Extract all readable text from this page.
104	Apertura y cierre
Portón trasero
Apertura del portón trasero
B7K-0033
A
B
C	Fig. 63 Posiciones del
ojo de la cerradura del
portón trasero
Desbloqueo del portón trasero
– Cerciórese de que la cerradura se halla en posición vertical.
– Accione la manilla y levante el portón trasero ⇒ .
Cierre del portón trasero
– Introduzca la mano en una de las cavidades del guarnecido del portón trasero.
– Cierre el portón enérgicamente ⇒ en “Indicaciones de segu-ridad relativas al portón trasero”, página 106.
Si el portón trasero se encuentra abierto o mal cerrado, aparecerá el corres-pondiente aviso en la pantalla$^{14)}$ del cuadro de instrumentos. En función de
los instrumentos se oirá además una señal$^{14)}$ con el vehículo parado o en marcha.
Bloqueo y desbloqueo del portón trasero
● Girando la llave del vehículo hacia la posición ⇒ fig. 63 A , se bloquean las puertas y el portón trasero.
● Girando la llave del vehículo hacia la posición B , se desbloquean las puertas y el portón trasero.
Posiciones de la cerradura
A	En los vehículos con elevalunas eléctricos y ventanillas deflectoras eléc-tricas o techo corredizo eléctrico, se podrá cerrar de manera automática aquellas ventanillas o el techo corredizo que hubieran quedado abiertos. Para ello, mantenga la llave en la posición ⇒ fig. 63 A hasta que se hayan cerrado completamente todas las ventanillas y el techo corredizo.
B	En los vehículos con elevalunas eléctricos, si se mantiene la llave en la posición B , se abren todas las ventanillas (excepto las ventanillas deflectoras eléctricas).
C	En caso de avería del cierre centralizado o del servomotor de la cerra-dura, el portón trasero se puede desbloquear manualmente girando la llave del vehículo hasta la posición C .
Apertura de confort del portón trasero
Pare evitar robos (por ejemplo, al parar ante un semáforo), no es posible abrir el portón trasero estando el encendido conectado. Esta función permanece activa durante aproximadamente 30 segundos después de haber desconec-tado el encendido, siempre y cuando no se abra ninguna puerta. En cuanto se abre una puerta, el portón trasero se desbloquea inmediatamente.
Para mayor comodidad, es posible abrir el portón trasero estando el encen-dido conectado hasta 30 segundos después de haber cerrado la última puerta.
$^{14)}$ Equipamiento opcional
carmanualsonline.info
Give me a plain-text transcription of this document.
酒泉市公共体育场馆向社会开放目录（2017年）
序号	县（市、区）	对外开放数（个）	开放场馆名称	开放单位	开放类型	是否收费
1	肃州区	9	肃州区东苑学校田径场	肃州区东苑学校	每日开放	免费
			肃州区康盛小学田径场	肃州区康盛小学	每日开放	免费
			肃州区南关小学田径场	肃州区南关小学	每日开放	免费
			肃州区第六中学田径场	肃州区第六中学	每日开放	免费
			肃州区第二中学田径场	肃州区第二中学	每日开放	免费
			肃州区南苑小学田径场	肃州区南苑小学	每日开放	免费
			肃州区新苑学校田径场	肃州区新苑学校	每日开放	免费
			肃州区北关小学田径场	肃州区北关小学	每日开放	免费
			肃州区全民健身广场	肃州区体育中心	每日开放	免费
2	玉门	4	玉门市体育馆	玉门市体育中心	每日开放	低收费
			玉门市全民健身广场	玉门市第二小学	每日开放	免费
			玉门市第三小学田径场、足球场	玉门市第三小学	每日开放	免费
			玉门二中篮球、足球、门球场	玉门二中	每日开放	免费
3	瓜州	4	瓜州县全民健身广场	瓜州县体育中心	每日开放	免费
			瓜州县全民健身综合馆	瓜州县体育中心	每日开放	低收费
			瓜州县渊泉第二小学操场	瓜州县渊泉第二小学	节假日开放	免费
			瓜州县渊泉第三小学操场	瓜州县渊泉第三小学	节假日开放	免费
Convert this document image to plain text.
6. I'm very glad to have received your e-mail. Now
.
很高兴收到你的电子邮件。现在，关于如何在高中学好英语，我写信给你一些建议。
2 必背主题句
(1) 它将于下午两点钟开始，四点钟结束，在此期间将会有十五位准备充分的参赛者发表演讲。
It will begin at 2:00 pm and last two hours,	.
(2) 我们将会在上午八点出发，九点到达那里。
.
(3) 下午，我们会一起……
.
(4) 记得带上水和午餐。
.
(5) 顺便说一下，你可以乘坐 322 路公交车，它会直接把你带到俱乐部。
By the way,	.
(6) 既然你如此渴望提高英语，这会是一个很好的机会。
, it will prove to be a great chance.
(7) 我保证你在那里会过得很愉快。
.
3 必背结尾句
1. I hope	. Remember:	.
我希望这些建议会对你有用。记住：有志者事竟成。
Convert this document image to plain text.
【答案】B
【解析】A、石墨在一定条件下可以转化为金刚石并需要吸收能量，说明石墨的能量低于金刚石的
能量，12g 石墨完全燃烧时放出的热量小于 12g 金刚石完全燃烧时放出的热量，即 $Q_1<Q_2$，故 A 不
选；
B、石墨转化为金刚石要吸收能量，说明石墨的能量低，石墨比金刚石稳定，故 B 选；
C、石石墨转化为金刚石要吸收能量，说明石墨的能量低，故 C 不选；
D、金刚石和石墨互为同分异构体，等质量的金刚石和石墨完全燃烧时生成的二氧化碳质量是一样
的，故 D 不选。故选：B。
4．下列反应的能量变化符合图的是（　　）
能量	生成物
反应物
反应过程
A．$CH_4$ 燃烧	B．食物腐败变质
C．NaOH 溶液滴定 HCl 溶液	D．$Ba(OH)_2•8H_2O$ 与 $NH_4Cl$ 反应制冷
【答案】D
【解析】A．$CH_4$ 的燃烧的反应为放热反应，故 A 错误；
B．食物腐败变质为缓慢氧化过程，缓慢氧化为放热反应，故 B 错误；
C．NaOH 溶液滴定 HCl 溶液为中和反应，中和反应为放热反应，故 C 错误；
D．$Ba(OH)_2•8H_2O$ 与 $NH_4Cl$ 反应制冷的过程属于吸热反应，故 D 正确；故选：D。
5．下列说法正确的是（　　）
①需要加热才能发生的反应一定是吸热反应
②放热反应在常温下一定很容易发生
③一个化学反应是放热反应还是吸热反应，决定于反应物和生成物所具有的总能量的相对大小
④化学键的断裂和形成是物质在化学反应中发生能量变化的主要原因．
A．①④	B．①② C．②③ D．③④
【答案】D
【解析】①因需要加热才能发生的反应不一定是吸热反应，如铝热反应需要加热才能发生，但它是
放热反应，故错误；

—————

→ **Task prompt**: Copy out each line that contains the word "this".

→ **Final result**:
Extract all readable text from this page.
Give me a plain-text transcription of this document.
Convert this document image to plain text.
Convert this document image to plain text.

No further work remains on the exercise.